### Exercise brief
Copy out each line of the material below that holds the string "Effects".

### Saved data entries

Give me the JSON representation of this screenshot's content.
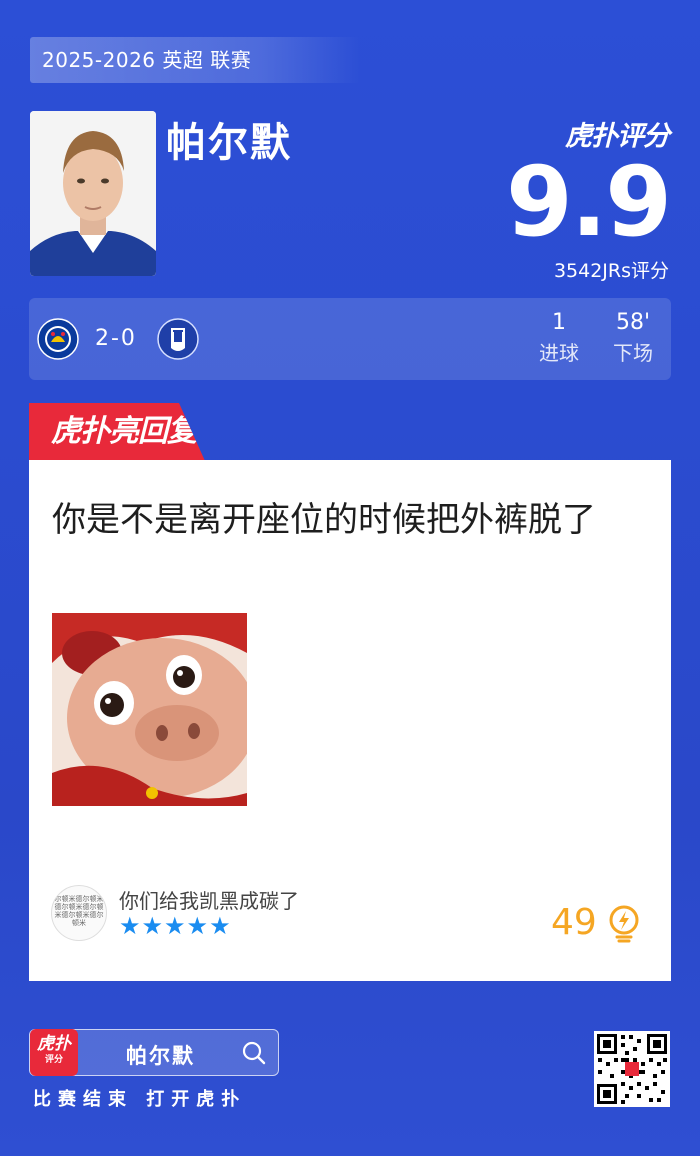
{
  "header": {
    "season": "2025-2026 英超 联赛",
    "player_name": "帕尔默",
    "brand": "虎扑评分",
    "score": "9.9",
    "rating_count": "3542JRs评分"
  },
  "match": {
    "home_team": "Chelsea",
    "away_team": "Everton",
    "score": "2-0",
    "stats": [
      {
        "value": "1",
        "label": "进球"
      },
      {
        "value": "58'",
        "label": "下场"
      }
    ]
  },
  "comment": {
    "tag": "虎扑亮回复",
    "text": "你是不是离开座位的时候把外裤脱了",
    "user_name": "你们给我凯黑成碳了",
    "avatar_text": "尔顿米德尔顿米德尔顿米德尔顿米德尔顿米德尔顿米",
    "stars": "★★★★★",
    "star_rating": 5,
    "light_count": "49"
  },
  "footer": {
    "app_label": "虎扑",
    "app_sub": "评分",
    "search_name": "帕尔默",
    "cta": "比赛结束 打开虎扑"
  },
  "colors": {
    "background": "#2b4cd0",
    "accent_red": "#e8293a",
    "star_blue": "#1a8cf0",
    "light_orange": "#f5a623"
  }
}
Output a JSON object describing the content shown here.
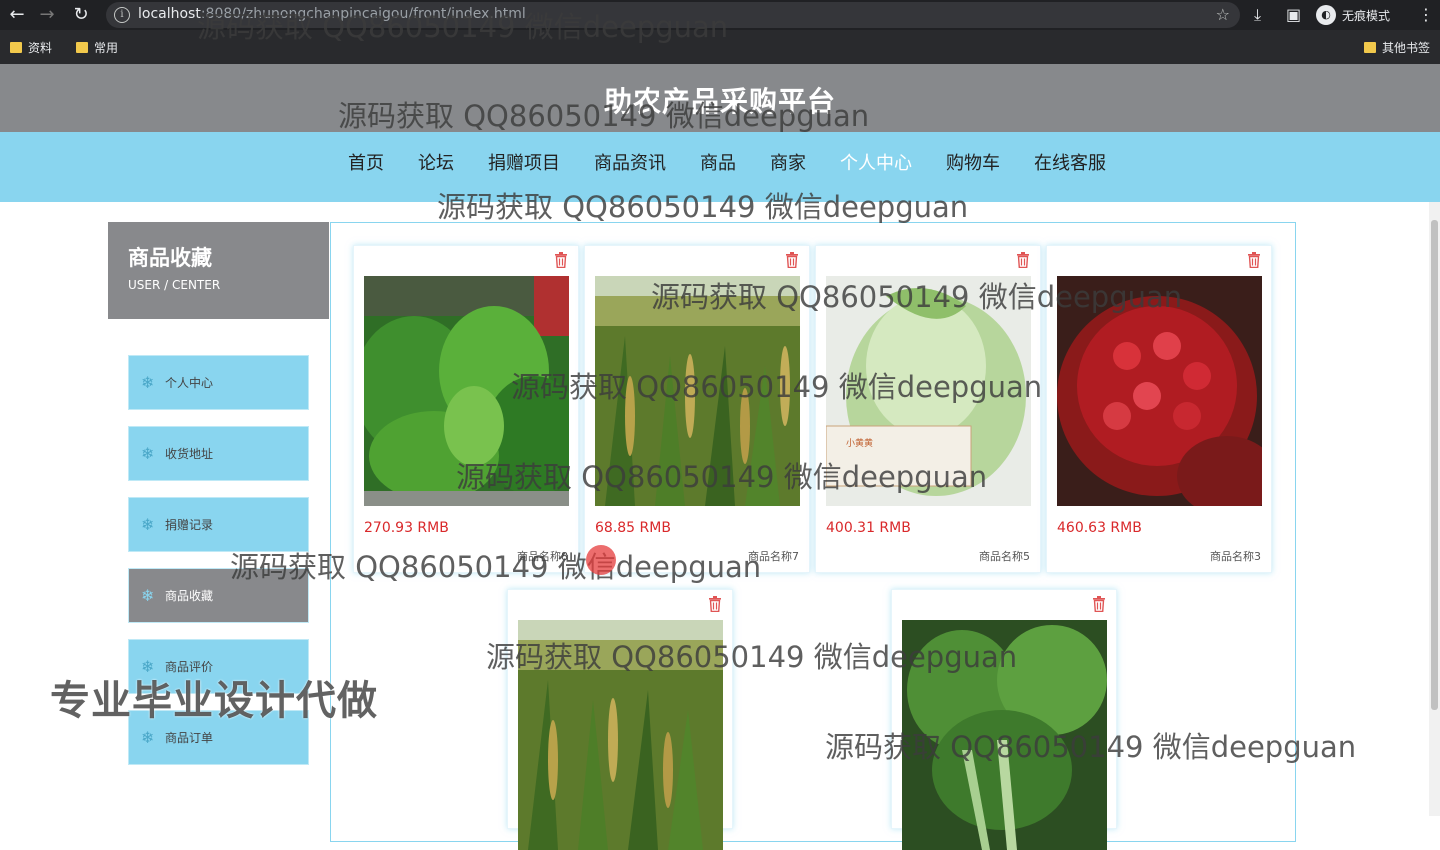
{
  "browser": {
    "url_host": "localhost",
    "url_path": ":8080/zhunongchanpincaigou/front/index.html",
    "incognito_label": "无痕模式",
    "bookmarks": [
      "资料",
      "常用"
    ],
    "other_bookmarks": "其他书签"
  },
  "site": {
    "title": "助农产品采购平台"
  },
  "nav": {
    "items": [
      "首页",
      "论坛",
      "捐赠项目",
      "商品资讯",
      "商品",
      "商家",
      "个人中心",
      "购物车",
      "在线客服"
    ],
    "active": "个人中心"
  },
  "sidebar": {
    "title": "商品收藏",
    "subtitle": "USER / CENTER",
    "items": [
      "个人中心",
      "收货地址",
      "捐赠记录",
      "商品收藏",
      "商品评价",
      "商品订单"
    ],
    "active": "商品收藏"
  },
  "products": [
    {
      "price": "270.93 RMB",
      "name": "商品名称8",
      "image": "leafy-greens"
    },
    {
      "price": "68.85 RMB",
      "name": "商品名称7",
      "image": "millet-field"
    },
    {
      "price": "400.31 RMB",
      "name": "商品名称5",
      "image": "cabbage"
    },
    {
      "price": "460.63 RMB",
      "name": "商品名称3",
      "image": "pomegranate"
    },
    {
      "price": "",
      "name": "",
      "image": "millet-field"
    },
    {
      "price": "",
      "name": "",
      "image": "bok-choy"
    }
  ],
  "watermarks": {
    "line": "源码获取 QQ86050149 微信deepguan",
    "banner": "专业毕业设计代做",
    "image_stamp": "小黄黄"
  },
  "colors": {
    "accent": "#89d5ef",
    "header_gray": "#87898c",
    "price_red": "#d9292b"
  }
}
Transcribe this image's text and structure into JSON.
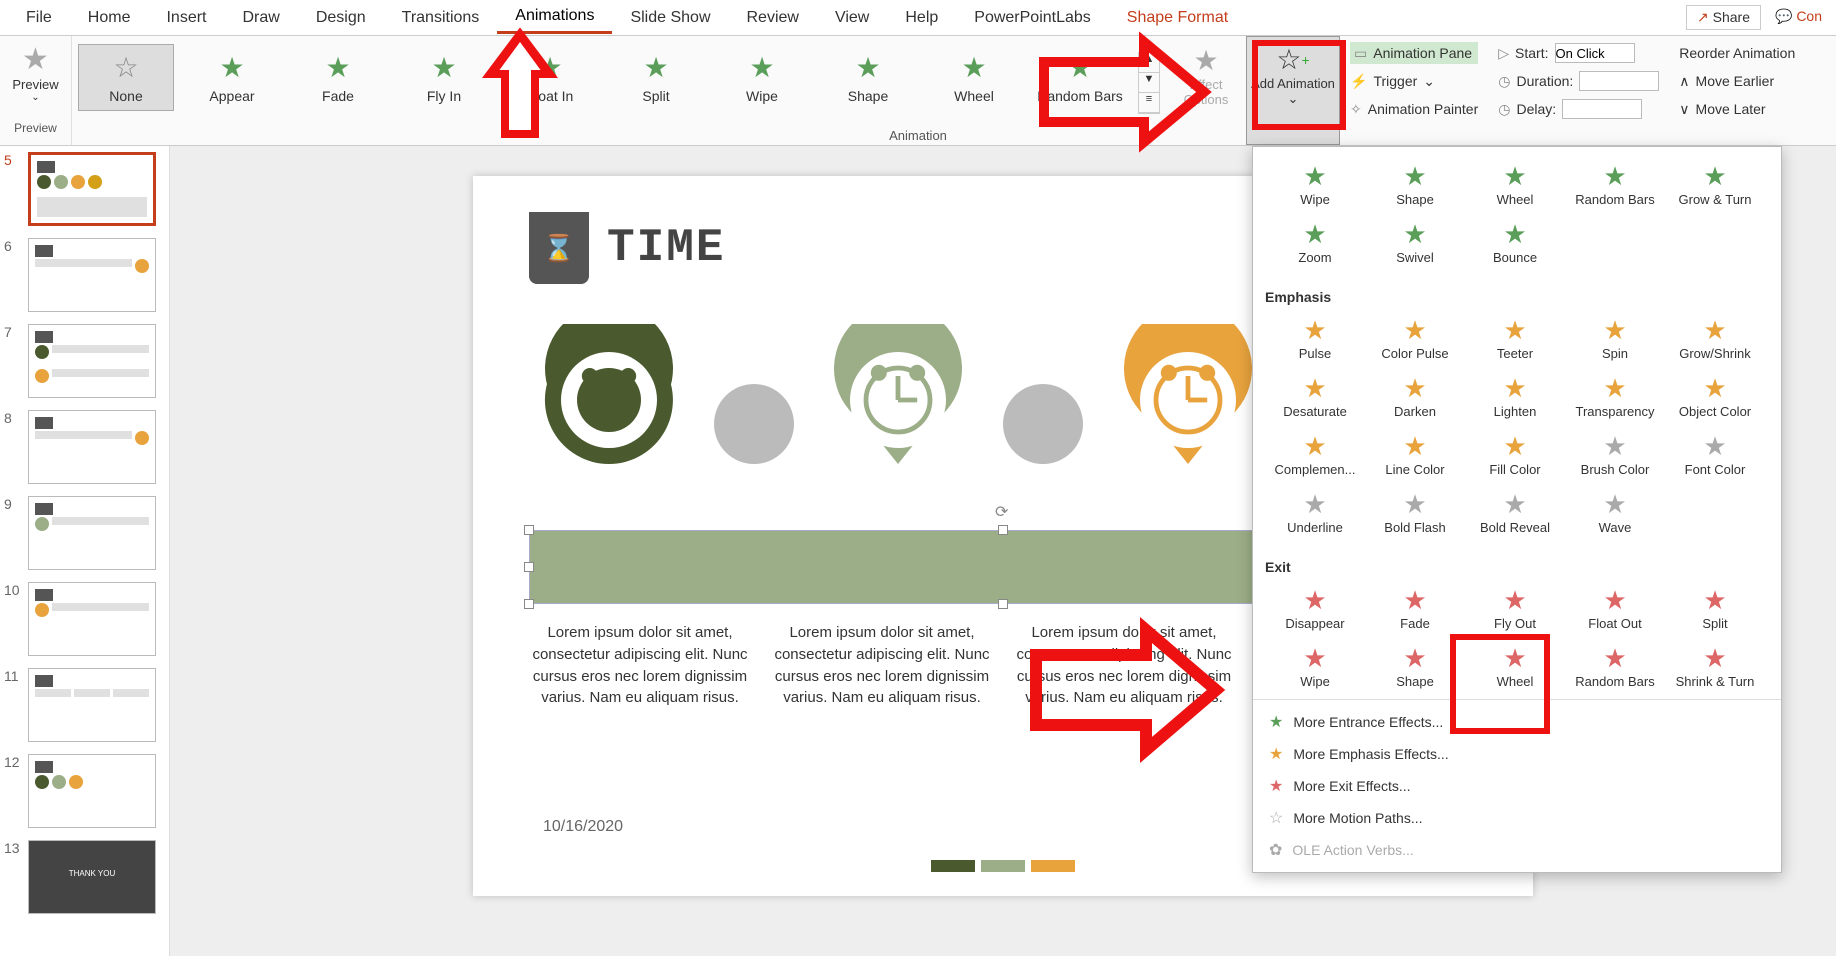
{
  "ribbon_tabs": {
    "file": "File",
    "home": "Home",
    "insert": "Insert",
    "draw": "Draw",
    "design": "Design",
    "transitions": "Transitions",
    "animations": "Animations",
    "slideshow": "Slide Show",
    "review": "Review",
    "view": "View",
    "help": "Help",
    "pptlabs": "PowerPointLabs",
    "shape_format": "Shape Format",
    "share": "Share",
    "comments": "Con"
  },
  "preview": {
    "label": "Preview",
    "group": "Preview"
  },
  "gallery": {
    "none": "None",
    "appear": "Appear",
    "fade": "Fade",
    "flyin": "Fly In",
    "floatin": "Float In",
    "split": "Split",
    "wipe": "Wipe",
    "shape": "Shape",
    "wheel": "Wheel",
    "random_bars": "Random Bars",
    "group_label": "Animation"
  },
  "effect_options": "Effect Options",
  "add_animation": "Add Animation",
  "advanced": {
    "animation_pane": "Animation Pane",
    "trigger": "Trigger",
    "animation_painter": "Animation Painter",
    "start": "Start:",
    "start_value": "On Click",
    "duration": "Duration:",
    "delay": "Delay:",
    "reorder": "Reorder Animation",
    "move_earlier": "Move Earlier",
    "move_later": "Move Later"
  },
  "thumbs": [
    5,
    6,
    7,
    8,
    9,
    10,
    11,
    12,
    13
  ],
  "slide": {
    "title": "TIME",
    "lorem": "Lorem ipsum dolor sit amet, consectetur adipiscing elit. Nunc cursus eros nec lorem dignissim varius. Nam eu aliquam risus.",
    "date": "10/16/2020"
  },
  "dropdown": {
    "entrance_extra": [
      "Wipe",
      "Shape",
      "Wheel",
      "Random Bars",
      "Grow & Turn",
      "Zoom",
      "Swivel",
      "Bounce"
    ],
    "emphasis_header": "Emphasis",
    "emphasis": [
      "Pulse",
      "Color Pulse",
      "Teeter",
      "Spin",
      "Grow/Shrink",
      "Desaturate",
      "Darken",
      "Lighten",
      "Transparency",
      "Object Color",
      "Complemen...",
      "Line Color",
      "Fill Color",
      "Brush Color",
      "Font Color",
      "Underline",
      "Bold Flash",
      "Bold Reveal",
      "Wave"
    ],
    "exit_header": "Exit",
    "exit": [
      "Disappear",
      "Fade",
      "Fly Out",
      "Float Out",
      "Split",
      "Wipe",
      "Shape",
      "Wheel",
      "Random Bars",
      "Shrink & Turn"
    ],
    "footer": {
      "entrance": "More Entrance Effects...",
      "emphasis": "More Emphasis Effects...",
      "exit": "More Exit Effects...",
      "motion": "More Motion Paths...",
      "ole": "OLE Action Verbs..."
    }
  }
}
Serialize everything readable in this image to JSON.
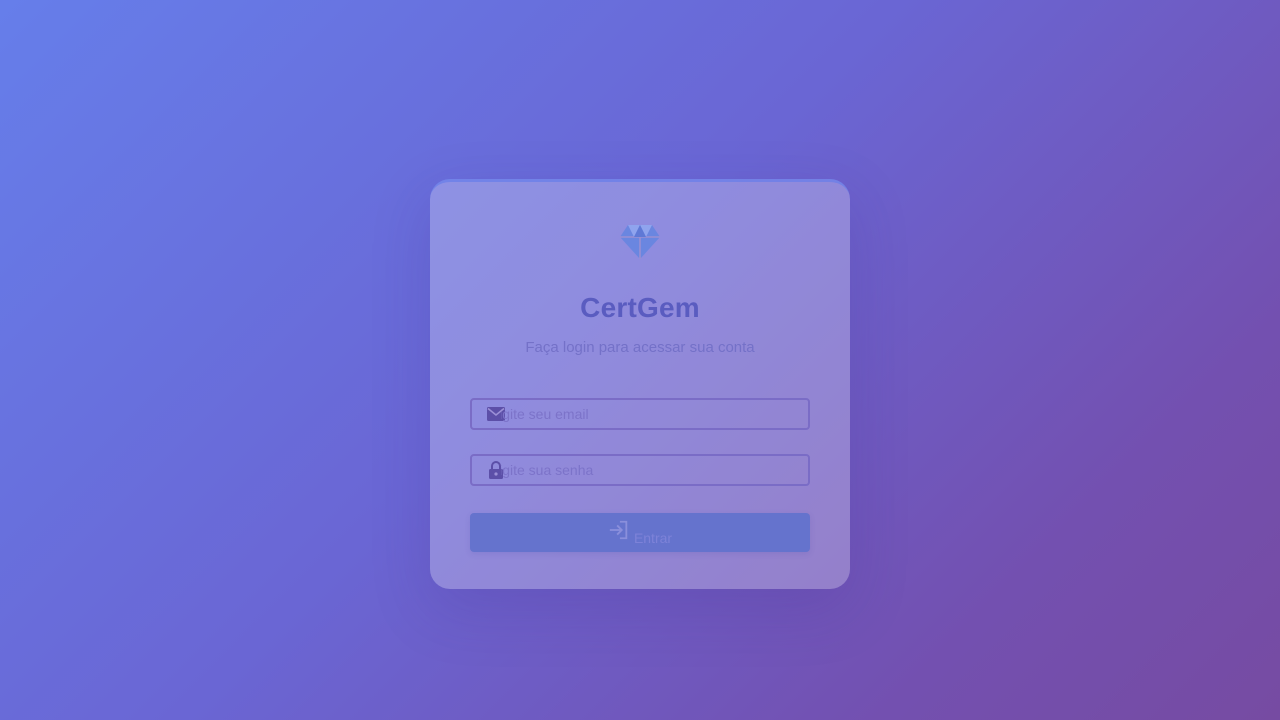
{
  "app": {
    "title": "CertGem",
    "subtitle": "Faça login para acessar sua conta",
    "logo_icon": "gem-icon"
  },
  "form": {
    "email": {
      "placeholder": "Digite seu email",
      "value": "",
      "icon": "envelope-icon"
    },
    "password": {
      "placeholder": "Digite sua senha",
      "value": "",
      "icon": "lock-icon"
    },
    "submit": {
      "label": "Entrar",
      "icon": "sign-in-icon"
    }
  },
  "colors": {
    "accent": "#667eea",
    "accent_secondary": "#764ba2",
    "title": "#5a5cc0",
    "button": "#6573cd"
  }
}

### Complete response
      "entrance": "More Entrance Effects...",
      "emphasis": "More Emphasis Effects...",
      "exit": "More Exit Effects...",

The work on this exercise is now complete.